- **What to do**:
Only the lines holding the string "Setup" are needed. Copy each one.
>>>>>
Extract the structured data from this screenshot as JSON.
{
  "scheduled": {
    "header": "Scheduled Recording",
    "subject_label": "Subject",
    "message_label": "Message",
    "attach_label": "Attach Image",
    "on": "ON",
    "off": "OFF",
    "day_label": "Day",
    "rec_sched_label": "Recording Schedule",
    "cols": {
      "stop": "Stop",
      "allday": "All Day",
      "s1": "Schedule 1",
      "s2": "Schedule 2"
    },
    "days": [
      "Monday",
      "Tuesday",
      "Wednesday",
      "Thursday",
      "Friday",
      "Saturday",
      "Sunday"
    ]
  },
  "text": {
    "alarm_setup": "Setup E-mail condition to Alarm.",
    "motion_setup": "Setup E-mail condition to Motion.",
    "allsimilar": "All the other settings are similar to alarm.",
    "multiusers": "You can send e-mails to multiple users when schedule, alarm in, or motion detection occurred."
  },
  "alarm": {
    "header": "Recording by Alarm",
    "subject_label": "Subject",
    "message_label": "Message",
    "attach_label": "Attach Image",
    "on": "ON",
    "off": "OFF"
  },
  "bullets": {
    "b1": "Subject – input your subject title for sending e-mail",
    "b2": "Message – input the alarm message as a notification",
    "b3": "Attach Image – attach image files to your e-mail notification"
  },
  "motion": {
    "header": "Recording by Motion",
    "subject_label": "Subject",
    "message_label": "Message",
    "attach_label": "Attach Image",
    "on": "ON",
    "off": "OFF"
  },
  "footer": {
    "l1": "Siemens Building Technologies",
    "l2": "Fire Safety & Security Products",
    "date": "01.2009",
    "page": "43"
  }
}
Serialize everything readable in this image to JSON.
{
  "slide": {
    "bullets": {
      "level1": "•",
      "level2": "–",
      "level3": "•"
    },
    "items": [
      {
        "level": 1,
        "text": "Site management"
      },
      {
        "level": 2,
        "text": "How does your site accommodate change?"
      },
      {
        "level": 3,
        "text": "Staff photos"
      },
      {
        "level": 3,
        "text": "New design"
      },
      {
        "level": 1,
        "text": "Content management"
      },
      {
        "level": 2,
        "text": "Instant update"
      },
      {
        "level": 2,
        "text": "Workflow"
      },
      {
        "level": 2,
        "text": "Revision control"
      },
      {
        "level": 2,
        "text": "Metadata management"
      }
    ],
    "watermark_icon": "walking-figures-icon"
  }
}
<<<<<
- **Output for this exercise**:
    "alarm_setup": "Setup E-mail condition to Alarm.",
    "motion_setup": "Setup E-mail condition to Motion.",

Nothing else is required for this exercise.